List of tasks:
a: In the comment thread below, shorten the paragraph that begins "If you are referring to only ONE person" and keep its main facts.
b: Answer these questions about the comment thread below, one line each:
(i) What term is correct when only one person leaves the stage?
(ii) Which theorem did the commenter use while arguing with Sir Roger Penrose?
(iii) Who is the last comment surprised to find still around?

Text segment:
____________

If you are referring to only ONE person, the proper term is EXIT. “Exeunt” refers to two or more performers making their exit from the stage at the same time. “Exeunt omnes,” of course, means, more or less, “everybody out.” Back when we were snotty undergrads we thought we were soooo clever when we used it in the pool. However, as we didn’t have a bear handy for pursuing the “cast,” it seldom worked expeditiously. Or at all.
>Photons have no mass at rest.
Photons rest? Who knew?
Cermet
@Scott Supak: Wow – great post/link; I have read the Bell theorem and realized what critical importance it had upon the real world and how it made so quantum so much easier to understand. Now what a stupid ass bohr was and how he got it completely wrong is being made more obvious for all to see. Glad to see his stupid ideas (that were such mostly complete shit) are being shot down.
Once I was arguing with Sir Roger Penrose (yes, I still can’t believe I ever had such a lucky chance to even see him talk, much less get to talk to him!) and I used the Bell theorem to point out a better solution to his problem with black hole issues relative to information lost/recovery – I am (hope it shows) still very proud he agreed with me … .
BruceJ
@schrodinger’s cat:
So long as they’re in the right place, everything works.
StarStorm
Dude, Huckabee’s still around? I thought he, you know, rotted away.

____________

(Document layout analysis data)
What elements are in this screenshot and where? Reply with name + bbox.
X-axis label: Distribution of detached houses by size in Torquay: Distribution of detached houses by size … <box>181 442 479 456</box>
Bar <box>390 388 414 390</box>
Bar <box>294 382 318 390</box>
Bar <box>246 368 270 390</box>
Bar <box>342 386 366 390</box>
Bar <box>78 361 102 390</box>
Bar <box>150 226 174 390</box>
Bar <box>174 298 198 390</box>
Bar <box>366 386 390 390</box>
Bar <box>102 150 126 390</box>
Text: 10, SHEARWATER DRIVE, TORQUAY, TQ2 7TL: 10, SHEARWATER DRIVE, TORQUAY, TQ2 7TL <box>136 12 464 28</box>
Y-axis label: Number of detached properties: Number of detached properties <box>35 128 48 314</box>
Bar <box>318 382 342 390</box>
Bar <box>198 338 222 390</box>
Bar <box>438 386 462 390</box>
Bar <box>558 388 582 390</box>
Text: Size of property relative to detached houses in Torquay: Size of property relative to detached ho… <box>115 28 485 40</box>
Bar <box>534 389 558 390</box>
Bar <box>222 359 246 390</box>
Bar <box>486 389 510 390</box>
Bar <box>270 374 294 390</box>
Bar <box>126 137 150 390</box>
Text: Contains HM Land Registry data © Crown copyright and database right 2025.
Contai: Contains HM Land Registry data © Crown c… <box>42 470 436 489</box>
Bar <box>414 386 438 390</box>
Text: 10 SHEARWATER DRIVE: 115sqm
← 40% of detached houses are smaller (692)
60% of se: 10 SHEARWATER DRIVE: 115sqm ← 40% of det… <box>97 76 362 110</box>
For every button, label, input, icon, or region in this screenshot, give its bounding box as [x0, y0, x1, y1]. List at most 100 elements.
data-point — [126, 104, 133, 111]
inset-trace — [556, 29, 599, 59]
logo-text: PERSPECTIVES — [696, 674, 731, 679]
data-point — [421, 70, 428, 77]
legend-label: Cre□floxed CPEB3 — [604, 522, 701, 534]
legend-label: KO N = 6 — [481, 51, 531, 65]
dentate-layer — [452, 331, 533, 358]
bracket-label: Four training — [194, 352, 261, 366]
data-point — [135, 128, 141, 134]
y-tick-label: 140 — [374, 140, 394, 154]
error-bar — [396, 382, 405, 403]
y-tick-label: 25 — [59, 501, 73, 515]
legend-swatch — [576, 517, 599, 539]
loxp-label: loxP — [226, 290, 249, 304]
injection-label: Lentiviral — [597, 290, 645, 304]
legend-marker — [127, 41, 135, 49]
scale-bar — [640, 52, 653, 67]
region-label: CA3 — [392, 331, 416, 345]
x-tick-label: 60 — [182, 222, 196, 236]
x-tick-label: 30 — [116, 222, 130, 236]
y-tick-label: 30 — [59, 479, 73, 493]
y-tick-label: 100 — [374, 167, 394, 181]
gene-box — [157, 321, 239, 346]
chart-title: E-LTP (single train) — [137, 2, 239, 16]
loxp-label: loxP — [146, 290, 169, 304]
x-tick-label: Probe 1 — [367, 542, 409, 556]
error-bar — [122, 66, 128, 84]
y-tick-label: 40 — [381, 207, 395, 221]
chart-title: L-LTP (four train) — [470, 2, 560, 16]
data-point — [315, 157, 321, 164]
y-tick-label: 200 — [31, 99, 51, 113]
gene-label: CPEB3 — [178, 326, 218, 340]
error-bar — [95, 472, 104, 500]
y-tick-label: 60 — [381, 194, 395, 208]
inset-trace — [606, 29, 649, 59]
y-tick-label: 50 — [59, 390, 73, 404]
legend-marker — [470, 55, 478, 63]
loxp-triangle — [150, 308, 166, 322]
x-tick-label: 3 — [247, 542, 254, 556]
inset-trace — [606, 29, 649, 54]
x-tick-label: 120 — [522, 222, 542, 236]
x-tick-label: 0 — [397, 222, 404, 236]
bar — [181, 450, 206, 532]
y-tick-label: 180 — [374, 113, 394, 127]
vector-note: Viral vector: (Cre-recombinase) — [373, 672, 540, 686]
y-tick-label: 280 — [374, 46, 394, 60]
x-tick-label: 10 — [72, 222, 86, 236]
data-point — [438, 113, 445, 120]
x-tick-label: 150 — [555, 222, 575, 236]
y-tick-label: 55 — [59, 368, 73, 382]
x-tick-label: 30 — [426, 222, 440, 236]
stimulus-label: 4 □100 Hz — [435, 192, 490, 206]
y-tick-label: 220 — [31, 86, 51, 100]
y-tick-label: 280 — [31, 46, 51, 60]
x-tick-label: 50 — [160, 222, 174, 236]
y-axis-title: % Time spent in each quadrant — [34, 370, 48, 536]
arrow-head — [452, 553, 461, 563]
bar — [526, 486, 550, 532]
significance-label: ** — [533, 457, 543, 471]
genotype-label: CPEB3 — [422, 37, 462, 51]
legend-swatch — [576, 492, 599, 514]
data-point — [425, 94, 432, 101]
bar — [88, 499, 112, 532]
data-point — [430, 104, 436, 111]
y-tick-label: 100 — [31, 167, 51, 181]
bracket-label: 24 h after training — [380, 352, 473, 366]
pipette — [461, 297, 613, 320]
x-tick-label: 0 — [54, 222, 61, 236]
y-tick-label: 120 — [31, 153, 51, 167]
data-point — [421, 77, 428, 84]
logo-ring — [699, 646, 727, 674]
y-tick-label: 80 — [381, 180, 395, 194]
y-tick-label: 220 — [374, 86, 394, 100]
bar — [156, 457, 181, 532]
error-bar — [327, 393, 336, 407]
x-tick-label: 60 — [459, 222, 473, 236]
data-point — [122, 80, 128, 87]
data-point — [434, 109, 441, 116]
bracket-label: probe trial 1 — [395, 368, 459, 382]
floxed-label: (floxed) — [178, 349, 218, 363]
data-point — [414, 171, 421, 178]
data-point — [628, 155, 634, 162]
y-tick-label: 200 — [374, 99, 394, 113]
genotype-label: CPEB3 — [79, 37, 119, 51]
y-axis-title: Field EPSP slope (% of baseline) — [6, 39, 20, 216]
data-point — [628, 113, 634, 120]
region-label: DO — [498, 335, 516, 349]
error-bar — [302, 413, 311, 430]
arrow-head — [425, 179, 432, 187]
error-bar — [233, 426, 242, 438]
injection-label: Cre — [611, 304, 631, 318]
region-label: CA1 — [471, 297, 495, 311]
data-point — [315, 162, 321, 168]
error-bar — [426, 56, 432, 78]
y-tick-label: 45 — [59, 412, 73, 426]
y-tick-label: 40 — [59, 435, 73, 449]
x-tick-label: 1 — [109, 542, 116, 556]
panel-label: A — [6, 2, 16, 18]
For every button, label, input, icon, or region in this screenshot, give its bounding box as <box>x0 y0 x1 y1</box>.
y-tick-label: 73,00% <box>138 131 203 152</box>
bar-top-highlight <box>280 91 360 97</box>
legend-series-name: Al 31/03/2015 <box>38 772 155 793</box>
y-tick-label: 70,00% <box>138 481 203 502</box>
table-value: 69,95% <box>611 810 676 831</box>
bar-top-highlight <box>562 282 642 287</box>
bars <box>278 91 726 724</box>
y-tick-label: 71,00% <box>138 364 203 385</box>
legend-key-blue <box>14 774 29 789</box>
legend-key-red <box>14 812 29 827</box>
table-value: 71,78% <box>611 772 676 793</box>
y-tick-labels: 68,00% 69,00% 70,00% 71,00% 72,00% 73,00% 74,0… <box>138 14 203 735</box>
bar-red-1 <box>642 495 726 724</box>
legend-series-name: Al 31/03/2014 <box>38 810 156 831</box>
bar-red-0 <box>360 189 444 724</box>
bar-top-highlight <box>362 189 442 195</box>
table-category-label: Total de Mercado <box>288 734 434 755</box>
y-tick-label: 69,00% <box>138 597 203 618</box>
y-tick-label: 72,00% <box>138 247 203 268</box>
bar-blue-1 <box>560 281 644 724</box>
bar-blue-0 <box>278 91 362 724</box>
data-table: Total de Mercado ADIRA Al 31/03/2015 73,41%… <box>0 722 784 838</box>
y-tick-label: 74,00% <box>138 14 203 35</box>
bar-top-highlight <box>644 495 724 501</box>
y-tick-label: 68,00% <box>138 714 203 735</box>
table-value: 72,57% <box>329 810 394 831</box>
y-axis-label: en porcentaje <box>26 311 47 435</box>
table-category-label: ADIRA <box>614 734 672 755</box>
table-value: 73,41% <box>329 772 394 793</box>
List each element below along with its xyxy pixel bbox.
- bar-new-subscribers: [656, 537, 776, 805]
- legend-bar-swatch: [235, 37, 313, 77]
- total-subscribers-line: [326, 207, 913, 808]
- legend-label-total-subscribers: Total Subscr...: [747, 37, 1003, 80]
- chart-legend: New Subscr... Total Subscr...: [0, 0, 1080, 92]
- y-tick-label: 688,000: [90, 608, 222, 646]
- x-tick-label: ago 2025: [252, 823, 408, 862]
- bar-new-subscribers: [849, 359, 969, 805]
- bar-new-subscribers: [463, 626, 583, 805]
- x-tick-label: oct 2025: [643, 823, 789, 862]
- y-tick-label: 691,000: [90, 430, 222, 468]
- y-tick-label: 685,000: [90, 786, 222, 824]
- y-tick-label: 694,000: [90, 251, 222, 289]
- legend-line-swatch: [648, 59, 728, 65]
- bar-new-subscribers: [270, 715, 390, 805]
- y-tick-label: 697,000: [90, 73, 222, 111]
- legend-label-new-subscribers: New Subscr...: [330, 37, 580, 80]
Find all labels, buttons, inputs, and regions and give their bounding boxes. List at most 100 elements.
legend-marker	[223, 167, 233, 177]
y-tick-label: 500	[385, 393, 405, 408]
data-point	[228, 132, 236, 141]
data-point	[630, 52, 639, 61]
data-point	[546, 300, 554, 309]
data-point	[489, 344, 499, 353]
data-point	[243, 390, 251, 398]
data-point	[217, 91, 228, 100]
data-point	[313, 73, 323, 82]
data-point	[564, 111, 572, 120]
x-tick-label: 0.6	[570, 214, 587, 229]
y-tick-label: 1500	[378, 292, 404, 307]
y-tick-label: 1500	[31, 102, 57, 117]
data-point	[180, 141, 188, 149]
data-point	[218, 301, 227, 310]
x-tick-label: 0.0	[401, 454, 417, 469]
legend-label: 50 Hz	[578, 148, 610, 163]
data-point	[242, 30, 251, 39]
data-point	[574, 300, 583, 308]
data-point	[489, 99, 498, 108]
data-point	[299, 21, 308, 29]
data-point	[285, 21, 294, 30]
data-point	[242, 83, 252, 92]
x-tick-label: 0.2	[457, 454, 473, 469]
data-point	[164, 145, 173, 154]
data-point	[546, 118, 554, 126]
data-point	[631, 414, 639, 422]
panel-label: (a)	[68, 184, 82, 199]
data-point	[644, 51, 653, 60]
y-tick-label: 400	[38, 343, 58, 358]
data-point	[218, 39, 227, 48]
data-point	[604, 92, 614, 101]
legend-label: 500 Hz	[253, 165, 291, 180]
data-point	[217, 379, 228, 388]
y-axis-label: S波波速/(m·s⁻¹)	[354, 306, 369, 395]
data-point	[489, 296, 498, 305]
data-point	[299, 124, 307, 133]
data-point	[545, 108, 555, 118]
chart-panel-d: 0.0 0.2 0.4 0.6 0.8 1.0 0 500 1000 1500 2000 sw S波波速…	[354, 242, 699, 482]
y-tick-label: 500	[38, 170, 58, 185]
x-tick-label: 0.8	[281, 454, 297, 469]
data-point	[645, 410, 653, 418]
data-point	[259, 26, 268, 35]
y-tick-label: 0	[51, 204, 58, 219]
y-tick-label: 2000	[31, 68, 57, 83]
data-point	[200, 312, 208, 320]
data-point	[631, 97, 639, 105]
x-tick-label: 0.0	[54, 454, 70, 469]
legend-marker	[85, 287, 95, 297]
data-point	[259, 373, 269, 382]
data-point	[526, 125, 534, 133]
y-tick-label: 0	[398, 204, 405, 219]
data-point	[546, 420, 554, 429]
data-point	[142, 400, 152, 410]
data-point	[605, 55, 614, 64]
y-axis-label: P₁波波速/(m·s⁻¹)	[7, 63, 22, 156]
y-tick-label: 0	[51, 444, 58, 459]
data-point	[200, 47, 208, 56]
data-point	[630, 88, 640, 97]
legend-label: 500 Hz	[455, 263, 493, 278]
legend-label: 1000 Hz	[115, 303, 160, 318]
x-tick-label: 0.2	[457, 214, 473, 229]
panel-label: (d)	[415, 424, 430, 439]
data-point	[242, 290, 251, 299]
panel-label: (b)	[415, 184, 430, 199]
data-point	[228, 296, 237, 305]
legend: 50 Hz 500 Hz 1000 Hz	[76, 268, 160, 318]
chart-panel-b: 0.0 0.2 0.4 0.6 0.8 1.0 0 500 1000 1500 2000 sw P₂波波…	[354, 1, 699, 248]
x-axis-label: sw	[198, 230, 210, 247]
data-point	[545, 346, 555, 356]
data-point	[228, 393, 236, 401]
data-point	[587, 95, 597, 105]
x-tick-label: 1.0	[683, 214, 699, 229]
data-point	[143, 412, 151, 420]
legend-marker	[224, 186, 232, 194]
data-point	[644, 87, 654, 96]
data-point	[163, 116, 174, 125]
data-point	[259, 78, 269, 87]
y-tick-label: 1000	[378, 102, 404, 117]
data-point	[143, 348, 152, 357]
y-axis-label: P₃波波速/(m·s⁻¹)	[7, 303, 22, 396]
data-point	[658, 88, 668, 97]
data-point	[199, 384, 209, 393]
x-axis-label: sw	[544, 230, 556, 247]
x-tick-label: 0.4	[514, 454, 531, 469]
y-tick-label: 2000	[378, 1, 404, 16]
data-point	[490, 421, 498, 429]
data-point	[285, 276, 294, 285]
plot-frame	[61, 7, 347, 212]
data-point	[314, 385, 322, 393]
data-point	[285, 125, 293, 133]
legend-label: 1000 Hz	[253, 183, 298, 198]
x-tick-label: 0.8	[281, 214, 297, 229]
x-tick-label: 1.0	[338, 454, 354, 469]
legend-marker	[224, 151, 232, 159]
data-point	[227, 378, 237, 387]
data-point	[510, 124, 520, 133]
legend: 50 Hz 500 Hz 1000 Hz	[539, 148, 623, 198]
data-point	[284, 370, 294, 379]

____________

Responses for each task:
a: Use "exit" for one person. "Exeunt" means two or more performers leaving the stage together, and "exeunt omnes" roughly means "everybody out." As snotty undergrads, the writer's group used the phrase in the pool. Without a bear to chase the "cast," it seldom worked, or never did.

b:
(i) Exit
(ii) The Bell theorem
(iii) Huckabee